[Listed records — start]
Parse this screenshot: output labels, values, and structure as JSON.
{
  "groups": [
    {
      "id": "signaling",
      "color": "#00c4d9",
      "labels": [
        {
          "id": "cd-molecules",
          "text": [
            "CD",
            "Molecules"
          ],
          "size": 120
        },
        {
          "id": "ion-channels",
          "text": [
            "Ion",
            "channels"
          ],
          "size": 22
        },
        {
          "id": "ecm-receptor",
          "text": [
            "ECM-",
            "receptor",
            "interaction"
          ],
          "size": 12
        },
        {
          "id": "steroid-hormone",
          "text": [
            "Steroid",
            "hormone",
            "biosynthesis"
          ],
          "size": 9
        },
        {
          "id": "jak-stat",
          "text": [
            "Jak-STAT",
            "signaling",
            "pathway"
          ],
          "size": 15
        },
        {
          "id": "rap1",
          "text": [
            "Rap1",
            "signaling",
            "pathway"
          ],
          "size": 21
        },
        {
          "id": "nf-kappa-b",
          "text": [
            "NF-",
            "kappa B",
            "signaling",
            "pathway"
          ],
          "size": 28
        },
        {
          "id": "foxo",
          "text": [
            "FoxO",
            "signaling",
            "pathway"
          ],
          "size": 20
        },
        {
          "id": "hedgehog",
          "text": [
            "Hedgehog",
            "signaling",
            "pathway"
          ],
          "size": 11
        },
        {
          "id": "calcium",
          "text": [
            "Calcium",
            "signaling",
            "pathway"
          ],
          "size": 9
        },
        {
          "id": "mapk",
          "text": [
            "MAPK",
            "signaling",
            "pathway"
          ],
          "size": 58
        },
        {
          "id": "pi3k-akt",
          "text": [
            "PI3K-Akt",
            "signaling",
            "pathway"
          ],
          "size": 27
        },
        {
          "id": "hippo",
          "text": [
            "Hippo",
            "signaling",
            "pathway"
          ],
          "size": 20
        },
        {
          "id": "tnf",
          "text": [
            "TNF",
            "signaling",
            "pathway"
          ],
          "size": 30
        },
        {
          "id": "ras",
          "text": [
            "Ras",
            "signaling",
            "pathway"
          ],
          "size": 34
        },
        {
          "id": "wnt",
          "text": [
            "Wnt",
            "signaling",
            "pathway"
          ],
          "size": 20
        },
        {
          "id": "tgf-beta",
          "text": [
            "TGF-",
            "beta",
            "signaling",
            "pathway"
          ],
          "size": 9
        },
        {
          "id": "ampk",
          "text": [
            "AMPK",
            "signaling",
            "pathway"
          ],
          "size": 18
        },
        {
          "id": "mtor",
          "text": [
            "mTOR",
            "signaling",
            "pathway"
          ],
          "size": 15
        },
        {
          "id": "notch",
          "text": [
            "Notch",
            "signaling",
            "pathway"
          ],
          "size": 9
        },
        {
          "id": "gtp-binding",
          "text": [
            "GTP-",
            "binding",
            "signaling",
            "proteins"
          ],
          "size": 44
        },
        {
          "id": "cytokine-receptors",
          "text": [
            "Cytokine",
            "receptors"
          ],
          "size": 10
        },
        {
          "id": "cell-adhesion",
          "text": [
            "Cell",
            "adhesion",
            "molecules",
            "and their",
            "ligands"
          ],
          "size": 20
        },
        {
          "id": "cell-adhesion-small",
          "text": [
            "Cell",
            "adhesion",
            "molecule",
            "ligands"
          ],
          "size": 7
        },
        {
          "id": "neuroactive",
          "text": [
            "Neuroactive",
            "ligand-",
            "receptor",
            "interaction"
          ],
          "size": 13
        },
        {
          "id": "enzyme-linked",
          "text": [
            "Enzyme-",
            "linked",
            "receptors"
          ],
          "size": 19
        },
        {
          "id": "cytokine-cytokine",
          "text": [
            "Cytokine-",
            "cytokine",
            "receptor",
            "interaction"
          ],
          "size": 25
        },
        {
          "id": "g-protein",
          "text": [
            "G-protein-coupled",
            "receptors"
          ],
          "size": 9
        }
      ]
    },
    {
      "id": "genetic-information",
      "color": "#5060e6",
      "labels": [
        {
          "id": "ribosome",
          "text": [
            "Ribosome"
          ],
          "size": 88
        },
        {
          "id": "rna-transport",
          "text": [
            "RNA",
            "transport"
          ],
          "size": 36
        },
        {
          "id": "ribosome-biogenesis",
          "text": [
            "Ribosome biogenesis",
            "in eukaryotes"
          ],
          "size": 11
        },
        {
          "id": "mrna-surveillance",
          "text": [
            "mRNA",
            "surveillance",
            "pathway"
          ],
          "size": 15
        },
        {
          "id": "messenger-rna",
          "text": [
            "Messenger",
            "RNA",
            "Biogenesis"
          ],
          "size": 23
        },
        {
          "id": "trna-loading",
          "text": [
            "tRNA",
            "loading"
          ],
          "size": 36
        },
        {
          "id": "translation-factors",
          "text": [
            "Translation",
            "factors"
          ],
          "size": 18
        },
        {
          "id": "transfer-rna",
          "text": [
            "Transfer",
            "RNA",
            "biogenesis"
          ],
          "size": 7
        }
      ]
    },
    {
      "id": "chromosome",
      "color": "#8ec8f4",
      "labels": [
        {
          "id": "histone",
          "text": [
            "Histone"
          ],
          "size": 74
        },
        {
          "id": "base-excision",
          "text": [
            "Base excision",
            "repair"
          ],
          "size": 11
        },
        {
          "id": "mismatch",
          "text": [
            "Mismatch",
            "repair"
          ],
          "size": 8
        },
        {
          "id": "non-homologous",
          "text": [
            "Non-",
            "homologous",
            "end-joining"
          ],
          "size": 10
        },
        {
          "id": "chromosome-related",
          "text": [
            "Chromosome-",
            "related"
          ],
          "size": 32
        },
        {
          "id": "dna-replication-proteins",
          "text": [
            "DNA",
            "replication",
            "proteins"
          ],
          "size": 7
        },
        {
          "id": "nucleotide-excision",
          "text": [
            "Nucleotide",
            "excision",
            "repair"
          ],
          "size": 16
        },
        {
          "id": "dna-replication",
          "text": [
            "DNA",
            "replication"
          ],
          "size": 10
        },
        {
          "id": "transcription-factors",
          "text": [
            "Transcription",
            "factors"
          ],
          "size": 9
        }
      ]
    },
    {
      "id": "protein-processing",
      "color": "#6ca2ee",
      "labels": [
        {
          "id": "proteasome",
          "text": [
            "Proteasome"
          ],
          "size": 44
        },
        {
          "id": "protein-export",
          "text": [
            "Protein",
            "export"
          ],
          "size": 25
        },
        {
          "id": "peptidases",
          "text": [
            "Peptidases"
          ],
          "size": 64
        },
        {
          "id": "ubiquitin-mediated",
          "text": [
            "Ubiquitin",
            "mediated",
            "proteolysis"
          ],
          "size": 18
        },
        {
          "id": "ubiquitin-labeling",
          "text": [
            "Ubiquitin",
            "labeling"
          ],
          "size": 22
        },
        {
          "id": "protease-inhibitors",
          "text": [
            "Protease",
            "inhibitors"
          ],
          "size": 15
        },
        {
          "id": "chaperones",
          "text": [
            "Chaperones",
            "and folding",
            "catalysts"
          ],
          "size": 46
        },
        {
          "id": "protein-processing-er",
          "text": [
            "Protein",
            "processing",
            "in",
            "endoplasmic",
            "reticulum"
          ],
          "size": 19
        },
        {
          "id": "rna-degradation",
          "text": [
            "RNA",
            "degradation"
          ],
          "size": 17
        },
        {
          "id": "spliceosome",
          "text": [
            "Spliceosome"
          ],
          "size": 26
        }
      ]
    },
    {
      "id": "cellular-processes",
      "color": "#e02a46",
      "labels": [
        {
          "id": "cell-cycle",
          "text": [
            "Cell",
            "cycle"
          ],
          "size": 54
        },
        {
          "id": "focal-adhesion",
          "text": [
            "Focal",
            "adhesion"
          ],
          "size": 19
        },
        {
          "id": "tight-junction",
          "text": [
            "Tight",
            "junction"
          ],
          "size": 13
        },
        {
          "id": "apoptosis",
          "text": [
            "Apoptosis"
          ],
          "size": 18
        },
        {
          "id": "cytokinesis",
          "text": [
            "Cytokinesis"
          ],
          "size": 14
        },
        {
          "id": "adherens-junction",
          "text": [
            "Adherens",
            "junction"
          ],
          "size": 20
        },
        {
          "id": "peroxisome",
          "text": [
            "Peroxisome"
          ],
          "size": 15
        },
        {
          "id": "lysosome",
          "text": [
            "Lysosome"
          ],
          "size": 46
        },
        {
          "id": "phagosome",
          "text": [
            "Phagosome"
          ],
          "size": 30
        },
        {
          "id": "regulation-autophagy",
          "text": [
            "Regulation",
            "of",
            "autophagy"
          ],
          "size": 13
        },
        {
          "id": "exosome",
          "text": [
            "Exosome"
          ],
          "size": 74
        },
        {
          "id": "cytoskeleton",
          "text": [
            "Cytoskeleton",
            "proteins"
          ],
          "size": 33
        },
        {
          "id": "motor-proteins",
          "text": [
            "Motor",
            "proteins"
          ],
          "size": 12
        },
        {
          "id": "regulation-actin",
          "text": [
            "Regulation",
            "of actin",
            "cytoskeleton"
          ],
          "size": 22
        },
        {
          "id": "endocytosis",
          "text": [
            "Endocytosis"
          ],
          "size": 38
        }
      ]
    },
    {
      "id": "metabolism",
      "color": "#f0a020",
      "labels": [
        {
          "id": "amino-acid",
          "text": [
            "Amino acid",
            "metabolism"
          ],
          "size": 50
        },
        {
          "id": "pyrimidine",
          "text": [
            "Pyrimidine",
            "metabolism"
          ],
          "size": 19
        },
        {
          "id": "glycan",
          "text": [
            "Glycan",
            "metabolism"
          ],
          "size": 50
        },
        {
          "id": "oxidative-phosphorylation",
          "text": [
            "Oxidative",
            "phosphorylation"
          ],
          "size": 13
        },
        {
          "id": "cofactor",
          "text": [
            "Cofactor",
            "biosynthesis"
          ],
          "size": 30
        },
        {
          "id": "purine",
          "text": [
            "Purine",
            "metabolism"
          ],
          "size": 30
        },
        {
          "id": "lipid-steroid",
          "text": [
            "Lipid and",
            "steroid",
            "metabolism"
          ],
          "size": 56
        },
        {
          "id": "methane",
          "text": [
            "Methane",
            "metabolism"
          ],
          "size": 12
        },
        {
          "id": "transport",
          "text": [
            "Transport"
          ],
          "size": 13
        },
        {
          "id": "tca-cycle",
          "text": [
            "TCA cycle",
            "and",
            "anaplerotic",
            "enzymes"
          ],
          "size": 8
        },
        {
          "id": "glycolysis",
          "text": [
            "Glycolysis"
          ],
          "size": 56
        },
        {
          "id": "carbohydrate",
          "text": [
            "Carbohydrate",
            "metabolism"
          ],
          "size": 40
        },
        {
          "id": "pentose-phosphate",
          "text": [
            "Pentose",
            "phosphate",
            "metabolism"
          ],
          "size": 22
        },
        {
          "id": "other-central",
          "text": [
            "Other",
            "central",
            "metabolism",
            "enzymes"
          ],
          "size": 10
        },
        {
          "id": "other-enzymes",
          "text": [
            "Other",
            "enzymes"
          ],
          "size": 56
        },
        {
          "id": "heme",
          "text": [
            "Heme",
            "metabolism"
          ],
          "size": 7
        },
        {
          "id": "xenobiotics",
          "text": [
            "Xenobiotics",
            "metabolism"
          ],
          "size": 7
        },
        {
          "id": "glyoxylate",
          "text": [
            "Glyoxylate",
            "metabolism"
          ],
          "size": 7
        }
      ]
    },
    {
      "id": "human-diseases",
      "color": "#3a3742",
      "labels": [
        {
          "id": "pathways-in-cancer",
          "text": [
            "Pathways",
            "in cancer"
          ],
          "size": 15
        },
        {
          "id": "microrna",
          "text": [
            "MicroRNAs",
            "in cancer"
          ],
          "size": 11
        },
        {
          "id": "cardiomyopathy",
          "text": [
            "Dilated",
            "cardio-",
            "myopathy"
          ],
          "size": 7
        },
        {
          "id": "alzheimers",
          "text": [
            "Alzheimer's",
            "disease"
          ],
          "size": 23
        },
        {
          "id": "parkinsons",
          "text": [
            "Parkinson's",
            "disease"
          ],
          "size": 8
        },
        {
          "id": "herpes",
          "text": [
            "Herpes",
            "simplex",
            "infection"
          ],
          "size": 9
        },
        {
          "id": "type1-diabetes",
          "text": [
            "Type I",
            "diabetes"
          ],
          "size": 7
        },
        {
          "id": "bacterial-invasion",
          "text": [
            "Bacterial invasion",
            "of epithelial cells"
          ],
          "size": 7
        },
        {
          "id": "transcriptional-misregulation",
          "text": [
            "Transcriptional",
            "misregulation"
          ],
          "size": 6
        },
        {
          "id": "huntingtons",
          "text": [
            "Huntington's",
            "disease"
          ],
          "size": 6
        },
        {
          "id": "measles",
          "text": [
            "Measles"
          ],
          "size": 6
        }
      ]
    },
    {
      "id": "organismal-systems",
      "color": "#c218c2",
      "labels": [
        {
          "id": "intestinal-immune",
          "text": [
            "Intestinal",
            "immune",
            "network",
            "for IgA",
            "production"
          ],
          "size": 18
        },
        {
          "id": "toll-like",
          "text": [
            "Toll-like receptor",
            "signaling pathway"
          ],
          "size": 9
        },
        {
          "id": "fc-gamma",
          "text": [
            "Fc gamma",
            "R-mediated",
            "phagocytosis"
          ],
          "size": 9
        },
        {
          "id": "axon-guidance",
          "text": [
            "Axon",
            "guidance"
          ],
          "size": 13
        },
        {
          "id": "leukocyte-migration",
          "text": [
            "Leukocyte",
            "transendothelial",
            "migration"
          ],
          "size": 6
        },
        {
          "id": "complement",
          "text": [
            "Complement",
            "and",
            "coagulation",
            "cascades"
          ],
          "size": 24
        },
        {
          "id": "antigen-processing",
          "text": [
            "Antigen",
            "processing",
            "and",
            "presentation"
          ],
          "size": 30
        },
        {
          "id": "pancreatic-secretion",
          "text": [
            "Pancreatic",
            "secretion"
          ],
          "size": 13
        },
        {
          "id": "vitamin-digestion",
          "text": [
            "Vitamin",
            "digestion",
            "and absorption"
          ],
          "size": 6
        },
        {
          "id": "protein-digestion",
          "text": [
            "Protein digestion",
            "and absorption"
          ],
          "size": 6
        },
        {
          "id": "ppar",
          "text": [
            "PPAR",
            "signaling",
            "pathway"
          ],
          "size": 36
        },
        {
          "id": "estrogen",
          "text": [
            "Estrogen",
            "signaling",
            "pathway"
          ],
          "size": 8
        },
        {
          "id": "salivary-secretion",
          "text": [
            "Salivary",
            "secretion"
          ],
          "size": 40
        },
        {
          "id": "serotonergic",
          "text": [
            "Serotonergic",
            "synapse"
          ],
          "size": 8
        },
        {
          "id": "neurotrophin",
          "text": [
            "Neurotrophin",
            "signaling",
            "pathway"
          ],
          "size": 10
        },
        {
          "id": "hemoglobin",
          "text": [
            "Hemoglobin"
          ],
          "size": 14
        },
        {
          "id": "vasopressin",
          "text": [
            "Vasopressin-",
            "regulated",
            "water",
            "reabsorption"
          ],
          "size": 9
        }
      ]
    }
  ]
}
[Listed records — finish]
| Directions |
Say the number of data lines holding "secretion", without any other words.

| Task response |
4